# START OF ENTRIES PROVIDED

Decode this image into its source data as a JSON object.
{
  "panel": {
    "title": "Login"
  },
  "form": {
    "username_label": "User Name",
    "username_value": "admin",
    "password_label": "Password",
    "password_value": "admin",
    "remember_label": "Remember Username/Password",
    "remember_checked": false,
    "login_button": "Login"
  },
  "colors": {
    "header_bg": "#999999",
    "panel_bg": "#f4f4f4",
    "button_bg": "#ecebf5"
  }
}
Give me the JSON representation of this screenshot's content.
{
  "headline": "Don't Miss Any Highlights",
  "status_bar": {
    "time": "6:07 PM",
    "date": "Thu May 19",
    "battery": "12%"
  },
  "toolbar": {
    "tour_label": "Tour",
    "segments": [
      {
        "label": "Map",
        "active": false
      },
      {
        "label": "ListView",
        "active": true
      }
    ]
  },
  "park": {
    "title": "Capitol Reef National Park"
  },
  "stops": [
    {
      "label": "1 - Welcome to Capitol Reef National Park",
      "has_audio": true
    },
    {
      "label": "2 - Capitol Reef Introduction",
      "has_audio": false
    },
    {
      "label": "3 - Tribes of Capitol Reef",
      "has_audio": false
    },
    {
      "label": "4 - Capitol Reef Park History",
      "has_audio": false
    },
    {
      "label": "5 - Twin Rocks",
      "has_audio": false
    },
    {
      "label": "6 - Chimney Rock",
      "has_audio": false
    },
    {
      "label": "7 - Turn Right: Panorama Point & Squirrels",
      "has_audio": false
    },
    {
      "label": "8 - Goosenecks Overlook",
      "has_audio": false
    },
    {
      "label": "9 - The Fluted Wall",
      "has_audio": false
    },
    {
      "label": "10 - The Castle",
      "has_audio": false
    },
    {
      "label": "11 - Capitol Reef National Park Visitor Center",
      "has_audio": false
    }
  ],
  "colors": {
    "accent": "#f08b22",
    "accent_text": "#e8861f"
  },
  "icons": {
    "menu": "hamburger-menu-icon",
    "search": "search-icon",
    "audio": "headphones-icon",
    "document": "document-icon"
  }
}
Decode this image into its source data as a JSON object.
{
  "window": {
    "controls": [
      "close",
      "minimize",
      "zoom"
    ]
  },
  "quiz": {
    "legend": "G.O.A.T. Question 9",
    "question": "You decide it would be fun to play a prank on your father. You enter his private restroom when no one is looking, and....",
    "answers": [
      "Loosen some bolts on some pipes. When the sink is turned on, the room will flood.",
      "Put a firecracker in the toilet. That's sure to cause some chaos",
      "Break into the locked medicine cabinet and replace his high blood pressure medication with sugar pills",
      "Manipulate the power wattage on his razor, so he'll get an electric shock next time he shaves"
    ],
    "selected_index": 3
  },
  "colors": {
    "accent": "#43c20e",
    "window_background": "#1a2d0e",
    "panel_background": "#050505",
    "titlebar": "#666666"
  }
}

# END OF ENTRIES PROVIDED

» TASK TO CARRY OUT: Extract every line above that contains the word "Capitol".

» WRITTEN ANSWER:
    "title": "Capitol Reef National Park"
      "label": "1 - Welcome to Capitol Reef National Park",
      "label": "2 - Capitol Reef Introduction",
      "label": "3 - Tribes of Capitol Reef",
      "label": "4 - Capitol Reef Park History",
      "label": "11 - Capitol Reef National Park Visitor Center",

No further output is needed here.